Objective: Select, from the material below, each line with "window" in it.

Recorded information:
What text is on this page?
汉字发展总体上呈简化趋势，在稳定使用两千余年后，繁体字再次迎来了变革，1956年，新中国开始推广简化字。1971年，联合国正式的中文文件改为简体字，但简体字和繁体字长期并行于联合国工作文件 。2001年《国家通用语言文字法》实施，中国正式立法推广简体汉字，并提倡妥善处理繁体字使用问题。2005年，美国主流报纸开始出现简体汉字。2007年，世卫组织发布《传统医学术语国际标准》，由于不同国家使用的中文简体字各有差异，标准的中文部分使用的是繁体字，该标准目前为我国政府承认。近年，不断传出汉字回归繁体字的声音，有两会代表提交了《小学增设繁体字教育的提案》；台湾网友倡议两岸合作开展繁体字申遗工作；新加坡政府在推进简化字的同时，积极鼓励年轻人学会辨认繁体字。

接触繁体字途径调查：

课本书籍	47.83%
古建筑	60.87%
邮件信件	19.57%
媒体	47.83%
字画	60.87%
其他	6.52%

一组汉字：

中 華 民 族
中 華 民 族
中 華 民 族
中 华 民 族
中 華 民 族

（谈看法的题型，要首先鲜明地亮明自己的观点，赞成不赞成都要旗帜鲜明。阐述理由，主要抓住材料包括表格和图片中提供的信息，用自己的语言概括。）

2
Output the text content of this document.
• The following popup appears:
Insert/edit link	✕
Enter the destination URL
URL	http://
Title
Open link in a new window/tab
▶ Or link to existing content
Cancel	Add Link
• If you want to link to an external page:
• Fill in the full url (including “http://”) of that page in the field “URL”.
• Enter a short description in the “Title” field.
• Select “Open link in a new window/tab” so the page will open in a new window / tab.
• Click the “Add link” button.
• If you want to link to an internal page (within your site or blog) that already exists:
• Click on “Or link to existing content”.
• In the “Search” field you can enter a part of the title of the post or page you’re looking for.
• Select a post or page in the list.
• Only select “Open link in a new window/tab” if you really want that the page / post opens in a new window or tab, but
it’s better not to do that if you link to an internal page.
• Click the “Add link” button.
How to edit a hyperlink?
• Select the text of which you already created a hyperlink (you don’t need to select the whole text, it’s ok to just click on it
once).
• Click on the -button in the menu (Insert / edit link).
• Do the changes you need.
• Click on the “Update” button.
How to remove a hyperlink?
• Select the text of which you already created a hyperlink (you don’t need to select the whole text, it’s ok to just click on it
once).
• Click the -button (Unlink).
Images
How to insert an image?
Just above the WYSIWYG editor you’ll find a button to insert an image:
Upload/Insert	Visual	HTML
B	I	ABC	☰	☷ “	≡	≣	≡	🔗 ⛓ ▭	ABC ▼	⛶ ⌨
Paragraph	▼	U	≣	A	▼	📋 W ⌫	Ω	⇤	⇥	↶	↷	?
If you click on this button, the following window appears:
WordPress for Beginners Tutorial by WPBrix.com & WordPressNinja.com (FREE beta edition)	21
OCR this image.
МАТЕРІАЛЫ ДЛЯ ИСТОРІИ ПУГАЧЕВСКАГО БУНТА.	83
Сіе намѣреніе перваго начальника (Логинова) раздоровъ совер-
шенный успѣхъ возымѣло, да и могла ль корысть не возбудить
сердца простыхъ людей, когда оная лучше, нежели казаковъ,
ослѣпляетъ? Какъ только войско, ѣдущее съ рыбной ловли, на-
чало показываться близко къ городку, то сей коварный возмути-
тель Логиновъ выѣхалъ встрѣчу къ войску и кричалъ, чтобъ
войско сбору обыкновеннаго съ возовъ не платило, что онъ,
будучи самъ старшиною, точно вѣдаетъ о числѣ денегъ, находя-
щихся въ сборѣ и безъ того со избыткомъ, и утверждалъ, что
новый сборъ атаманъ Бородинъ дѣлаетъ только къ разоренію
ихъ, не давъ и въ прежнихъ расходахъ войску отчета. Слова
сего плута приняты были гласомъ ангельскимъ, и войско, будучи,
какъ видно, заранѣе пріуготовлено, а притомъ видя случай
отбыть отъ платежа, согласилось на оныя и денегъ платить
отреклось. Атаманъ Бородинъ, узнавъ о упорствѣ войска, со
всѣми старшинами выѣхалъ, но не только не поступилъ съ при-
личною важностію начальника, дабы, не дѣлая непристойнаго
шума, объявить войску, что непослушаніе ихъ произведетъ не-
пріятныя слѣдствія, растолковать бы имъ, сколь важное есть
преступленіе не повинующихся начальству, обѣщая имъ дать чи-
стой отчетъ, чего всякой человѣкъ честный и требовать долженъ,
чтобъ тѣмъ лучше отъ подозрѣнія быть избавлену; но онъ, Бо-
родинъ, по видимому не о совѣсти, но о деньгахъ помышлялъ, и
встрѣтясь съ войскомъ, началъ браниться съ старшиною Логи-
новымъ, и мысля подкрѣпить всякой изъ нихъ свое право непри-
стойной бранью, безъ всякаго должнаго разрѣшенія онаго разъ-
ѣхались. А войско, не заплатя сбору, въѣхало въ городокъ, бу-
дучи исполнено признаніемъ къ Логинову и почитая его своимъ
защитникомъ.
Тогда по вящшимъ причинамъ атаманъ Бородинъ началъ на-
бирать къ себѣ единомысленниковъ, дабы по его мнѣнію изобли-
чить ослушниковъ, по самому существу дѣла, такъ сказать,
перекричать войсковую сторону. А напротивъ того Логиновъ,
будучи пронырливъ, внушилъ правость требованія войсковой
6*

Worked solution:
Open link in a new window/tab
• Select “Open link in a new window/tab” so the page will open in a new window / tab.
• Only select “Open link in a new window/tab” if you really want that the page / post opens in a new window or tab, but
If you click on this button, the following window appears:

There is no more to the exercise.